(Source data)

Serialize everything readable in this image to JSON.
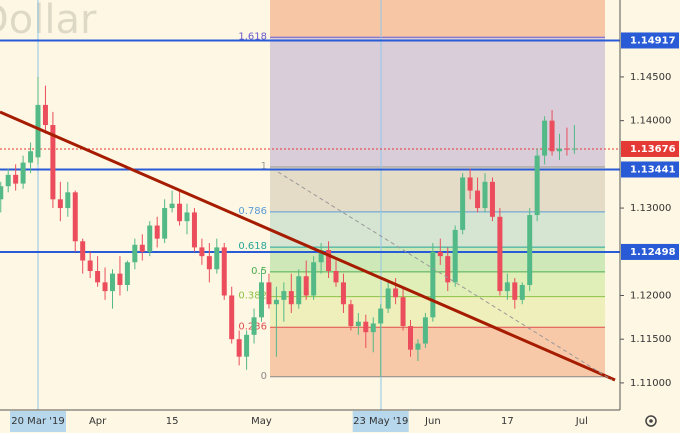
{
  "chart_data": {
    "type": "candlestick",
    "title": "Dollar",
    "categories": [
      null,
      null,
      null,
      null,
      null,
      "20 Mar '19",
      null,
      null,
      null,
      null,
      null,
      null,
      null,
      "Apr",
      null,
      null,
      null,
      null,
      null,
      null,
      null,
      null,
      null,
      "15",
      null,
      null,
      null,
      null,
      null,
      null,
      null,
      null,
      null,
      null,
      null,
      "May",
      null,
      null,
      null,
      null,
      null,
      null,
      null,
      null,
      null,
      null,
      null,
      null,
      null,
      null,
      null,
      "23 May '19",
      null,
      null,
      null,
      null,
      null,
      null,
      "Jun",
      null,
      null,
      null,
      null,
      null,
      null,
      null,
      null,
      null,
      "17",
      null,
      null,
      null,
      null,
      null,
      null,
      null,
      null,
      null,
      "Jul"
    ],
    "open": [
      1.131,
      1.1325,
      1.1338,
      1.1328,
      1.1352,
      1.1358,
      1.1418,
      1.1395,
      1.131,
      1.13,
      1.1318,
      1.1262,
      1.124,
      1.1228,
      1.1215,
      1.1205,
      1.1225,
      1.1212,
      1.1238,
      1.1258,
      1.125,
      1.128,
      1.1265,
      1.13,
      1.1305,
      1.1285,
      1.1295,
      1.1255,
      1.1245,
      1.123,
      1.1255,
      1.12,
      1.115,
      1.113,
      1.1155,
      1.1175,
      1.1215,
      1.119,
      1.1195,
      1.1205,
      1.119,
      1.1222,
      1.12,
      1.1238,
      1.1252,
      1.1228,
      1.1215,
      1.119,
      1.1165,
      1.117,
      1.1158,
      1.1168,
      1.1185,
      1.1208,
      1.1198,
      1.1165,
      1.1138,
      1.1145,
      1.1175,
      1.125,
      1.1245,
      1.1215,
      1.1275,
      1.1335,
      1.132,
      1.13,
      1.133,
      1.129,
      1.1205,
      1.1215,
      1.1195,
      1.1212,
      1.1292,
      1.136,
      1.14,
      1.1365,
      1.1368,
      1.1367,
      null
    ],
    "high": [
      1.133,
      1.1345,
      1.135,
      1.136,
      1.1375,
      1.145,
      1.144,
      1.141,
      1.133,
      1.133,
      1.132,
      1.1265,
      1.125,
      1.1245,
      1.1232,
      1.123,
      1.1245,
      1.124,
      1.1265,
      1.127,
      1.1285,
      1.129,
      1.131,
      1.132,
      1.132,
      1.1305,
      1.13,
      1.1265,
      1.126,
      1.1265,
      1.126,
      1.121,
      1.116,
      1.116,
      1.1185,
      1.123,
      1.1225,
      1.121,
      1.1215,
      1.1225,
      1.123,
      1.124,
      1.1245,
      1.126,
      1.1262,
      1.124,
      1.1225,
      1.1195,
      1.118,
      1.1178,
      1.1175,
      1.119,
      1.1215,
      1.122,
      1.121,
      1.1172,
      1.115,
      1.118,
      1.126,
      1.1265,
      1.1255,
      1.128,
      1.134,
      1.1345,
      1.1335,
      1.134,
      1.1335,
      1.13,
      1.1225,
      1.122,
      1.1215,
      1.13,
      1.1368,
      1.1405,
      1.1412,
      1.1385,
      1.1392,
      1.1395,
      null
    ],
    "low": [
      1.1295,
      1.1318,
      1.132,
      1.1322,
      1.134,
      1.135,
      1.1385,
      1.13,
      1.1285,
      1.129,
      1.125,
      1.1225,
      1.122,
      1.121,
      1.1195,
      1.1185,
      1.12,
      1.1205,
      1.123,
      1.124,
      1.1245,
      1.1255,
      1.126,
      1.1295,
      1.128,
      1.127,
      1.125,
      1.1235,
      1.1215,
      1.1225,
      1.1195,
      1.1145,
      1.112,
      1.1115,
      1.1145,
      1.117,
      1.1185,
      1.113,
      1.117,
      1.118,
      1.1185,
      1.1195,
      1.1195,
      1.1225,
      1.122,
      1.121,
      1.118,
      1.116,
      1.1155,
      1.114,
      1.1135,
      1.1107,
      1.118,
      1.119,
      1.116,
      1.113,
      1.1125,
      1.114,
      1.117,
      1.1235,
      1.1205,
      1.121,
      1.127,
      1.131,
      1.1295,
      1.1295,
      1.1285,
      1.12,
      1.1195,
      1.1185,
      1.119,
      1.1205,
      1.1285,
      1.135,
      1.136,
      1.1355,
      1.136,
      1.1362,
      null
    ],
    "close": [
      1.1325,
      1.1338,
      1.1328,
      1.1352,
      1.1365,
      1.1418,
      1.1395,
      1.131,
      1.13,
      1.1318,
      1.1262,
      1.124,
      1.1228,
      1.1215,
      1.1205,
      1.1225,
      1.1212,
      1.1238,
      1.1258,
      1.125,
      1.128,
      1.1265,
      1.13,
      1.1305,
      1.1285,
      1.1295,
      1.1255,
      1.1245,
      1.123,
      1.1255,
      1.12,
      1.115,
      1.113,
      1.1155,
      1.1175,
      1.1215,
      1.119,
      1.1195,
      1.1205,
      1.119,
      1.1222,
      1.12,
      1.1238,
      1.1252,
      1.1228,
      1.1215,
      1.119,
      1.1165,
      1.117,
      1.1158,
      1.1168,
      1.1185,
      1.1208,
      1.1198,
      1.1165,
      1.1138,
      1.1145,
      1.1175,
      1.125,
      1.1245,
      1.1215,
      1.1275,
      1.1335,
      1.132,
      1.13,
      1.133,
      1.129,
      1.1205,
      1.1215,
      1.1195,
      1.1212,
      1.1292,
      1.136,
      1.14,
      1.1365,
      1.1368,
      1.1367,
      1.1368,
      null
    ],
    "up_color": "#53b987",
    "down_color": "#eb4d5c",
    "ylim": [
      1.1069,
      1.1538
    ],
    "yticks": [
      {
        "value": 1.145,
        "label": "1.14500"
      },
      {
        "value": 1.14,
        "label": "1.14000"
      },
      {
        "value": 1.13,
        "label": "1.13000"
      },
      {
        "value": 1.12,
        "label": "1.12000"
      },
      {
        "value": 1.115,
        "label": "1.11500"
      },
      {
        "value": 1.11,
        "label": "1.11000"
      }
    ],
    "price_lines": [
      {
        "value": 1.14917,
        "color": "#2a5bd7"
      },
      {
        "value": 1.13676,
        "color": "#e53935"
      },
      {
        "value": 1.13441,
        "color": "#2a5bd7"
      },
      {
        "value": 1.12498,
        "color": "#2a5bd7"
      }
    ],
    "fib": {
      "low": 1.1107,
      "high": 1.1347,
      "levels": [
        1.618,
        1,
        0.786,
        0.618,
        0.5,
        0.382,
        0.236,
        0
      ],
      "colors": [
        "#6a5acd",
        "#999999",
        "#5b9bd5",
        "#26a69a",
        "#4caf50",
        "#8bc34a",
        "#e05050",
        "#888888"
      ],
      "fills": [
        "#d8cdd8",
        "#e5dcc8",
        "#d6e4d2",
        "#cfe8b8",
        "#e0efb8",
        "#efefbb",
        "#f7c9a8"
      ],
      "top_fill": "#f7c7a5"
    }
  }
}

# Task requirements
Quote the records above exactly, leaving out any pictures.

# Worked answer
Serialize everything readable in this image to JSON.
{
  "chart_data": {
    "type": "candlestick",
    "title": "Dollar",
    "categories": [
      null,
      null,
      null,
      null,
      null,
      "20 Mar '19",
      null,
      null,
      null,
      null,
      null,
      null,
      null,
      "Apr",
      null,
      null,
      null,
      null,
      null,
      null,
      null,
      null,
      null,
      "15",
      null,
      null,
      null,
      null,
      null,
      null,
      null,
      null,
      null,
      null,
      null,
      "May",
      null,
      null,
      null,
      null,
      null,
      null,
      null,
      null,
      null,
      null,
      null,
      null,
      null,
      null,
      null,
      "23 May '19",
      null,
      null,
      null,
      null,
      null,
      null,
      "Jun",
      null,
      null,
      null,
      null,
      null,
      null,
      null,
      null,
      null,
      "17",
      null,
      null,
      null,
      null,
      null,
      null,
      null,
      null,
      null,
      "Jul"
    ],
    "open": [
      1.131,
      1.1325,
      1.1338,
      1.1328,
      1.1352,
      1.1358,
      1.1418,
      1.1395,
      1.131,
      1.13,
      1.1318,
      1.1262,
      1.124,
      1.1228,
      1.1215,
      1.1205,
      1.1225,
      1.1212,
      1.1238,
      1.1258,
      1.125,
      1.128,
      1.1265,
      1.13,
      1.1305,
      1.1285,
      1.1295,
      1.1255,
      1.1245,
      1.123,
      1.1255,
      1.12,
      1.115,
      1.113,
      1.1155,
      1.1175,
      1.1215,
      1.119,
      1.1195,
      1.1205,
      1.119,
      1.1222,
      1.12,
      1.1238,
      1.1252,
      1.1228,
      1.1215,
      1.119,
      1.1165,
      1.117,
      1.1158,
      1.1168,
      1.1185,
      1.1208,
      1.1198,
      1.1165,
      1.1138,
      1.1145,
      1.1175,
      1.125,
      1.1245,
      1.1215,
      1.1275,
      1.1335,
      1.132,
      1.13,
      1.133,
      1.129,
      1.1205,
      1.1215,
      1.1195,
      1.1212,
      1.1292,
      1.136,
      1.14,
      1.1365,
      1.1368,
      1.1367,
      null
    ],
    "high": [
      1.133,
      1.1345,
      1.135,
      1.136,
      1.1375,
      1.145,
      1.144,
      1.141,
      1.133,
      1.133,
      1.132,
      1.1265,
      1.125,
      1.1245,
      1.1232,
      1.123,
      1.1245,
      1.124,
      1.1265,
      1.127,
      1.1285,
      1.129,
      1.131,
      1.132,
      1.132,
      1.1305,
      1.13,
      1.1265,
      1.126,
      1.1265,
      1.126,
      1.121,
      1.116,
      1.116,
      1.1185,
      1.123,
      1.1225,
      1.121,
      1.1215,
      1.1225,
      1.123,
      1.124,
      1.1245,
      1.126,
      1.1262,
      1.124,
      1.1225,
      1.1195,
      1.118,
      1.1178,
      1.1175,
      1.119,
      1.1215,
      1.122,
      1.121,
      1.1172,
      1.115,
      1.118,
      1.126,
      1.1265,
      1.1255,
      1.128,
      1.134,
      1.1345,
      1.1335,
      1.134,
      1.1335,
      1.13,
      1.1225,
      1.122,
      1.1215,
      1.13,
      1.1368,
      1.1405,
      1.1412,
      1.1385,
      1.1392,
      1.1395,
      null
    ],
    "low": [
      1.1295,
      1.1318,
      1.132,
      1.1322,
      1.134,
      1.135,
      1.1385,
      1.13,
      1.1285,
      1.129,
      1.125,
      1.1225,
      1.122,
      1.121,
      1.1195,
      1.1185,
      1.12,
      1.1205,
      1.123,
      1.124,
      1.1245,
      1.1255,
      1.126,
      1.1295,
      1.128,
      1.127,
      1.125,
      1.1235,
      1.1215,
      1.1225,
      1.1195,
      1.1145,
      1.112,
      1.1115,
      1.1145,
      1.117,
      1.1185,
      1.113,
      1.117,
      1.118,
      1.1185,
      1.1195,
      1.1195,
      1.1225,
      1.122,
      1.121,
      1.118,
      1.116,
      1.1155,
      1.114,
      1.1135,
      1.1107,
      1.118,
      1.119,
      1.116,
      1.113,
      1.1125,
      1.114,
      1.117,
      1.1235,
      1.1205,
      1.121,
      1.127,
      1.131,
      1.1295,
      1.1295,
      1.1285,
      1.12,
      1.1195,
      1.1185,
      1.119,
      1.1205,
      1.1285,
      1.135,
      1.136,
      1.1355,
      1.136,
      1.1362,
      null
    ],
    "close": [
      1.1325,
      1.1338,
      1.1328,
      1.1352,
      1.1365,
      1.1418,
      1.1395,
      1.131,
      1.13,
      1.1318,
      1.1262,
      1.124,
      1.1228,
      1.1215,
      1.1205,
      1.1225,
      1.1212,
      1.1238,
      1.1258,
      1.125,
      1.128,
      1.1265,
      1.13,
      1.1305,
      1.1285,
      1.1295,
      1.1255,
      1.1245,
      1.123,
      1.1255,
      1.12,
      1.115,
      1.113,
      1.1155,
      1.1175,
      1.1215,
      1.119,
      1.1195,
      1.1205,
      1.119,
      1.1222,
      1.12,
      1.1238,
      1.1252,
      1.1228,
      1.1215,
      1.119,
      1.1165,
      1.117,
      1.1158,
      1.1168,
      1.1185,
      1.1208,
      1.1198,
      1.1165,
      1.1138,
      1.1145,
      1.1175,
      1.125,
      1.1245,
      1.1215,
      1.1275,
      1.1335,
      1.132,
      1.13,
      1.133,
      1.129,
      1.1205,
      1.1215,
      1.1195,
      1.1212,
      1.1292,
      1.136,
      1.14,
      1.1365,
      1.1368,
      1.1367,
      1.1368,
      null
    ],
    "up_color": "#53b987",
    "down_color": "#eb4d5c",
    "ylim": [
      1.1069,
      1.1538
    ],
    "yticks": [
      {
        "value": 1.145,
        "label": "1.14500"
      },
      {
        "value": 1.14,
        "label": "1.14000"
      },
      {
        "value": 1.13,
        "label": "1.13000"
      },
      {
        "value": 1.12,
        "label": "1.12000"
      },
      {
        "value": 1.115,
        "label": "1.11500"
      },
      {
        "value": 1.11,
        "label": "1.11000"
      }
    ],
    "price_lines": [
      {
        "value": 1.14917,
        "color": "#2a5bd7"
      },
      {
        "value": 1.13676,
        "color": "#e53935"
      },
      {
        "value": 1.13441,
        "color": "#2a5bd7"
      },
      {
        "value": 1.12498,
        "color": "#2a5bd7"
      }
    ],
    "fib": {
      "low": 1.1107,
      "high": 1.1347,
      "levels": [
        1.618,
        1,
        0.786,
        0.618,
        0.5,
        0.382,
        0.236,
        0
      ],
      "colors": [
        "#6a5acd",
        "#999999",
        "#5b9bd5",
        "#26a69a",
        "#4caf50",
        "#8bc34a",
        "#e05050",
        "#888888"
      ],
      "fills": [
        "#d8cdd8",
        "#e5dcc8",
        "#d6e4d2",
        "#cfe8b8",
        "#e0efb8",
        "#efefbb",
        "#f7c9a8"
      ],
      "top_fill": "#f7c7a5"
    }
  }
}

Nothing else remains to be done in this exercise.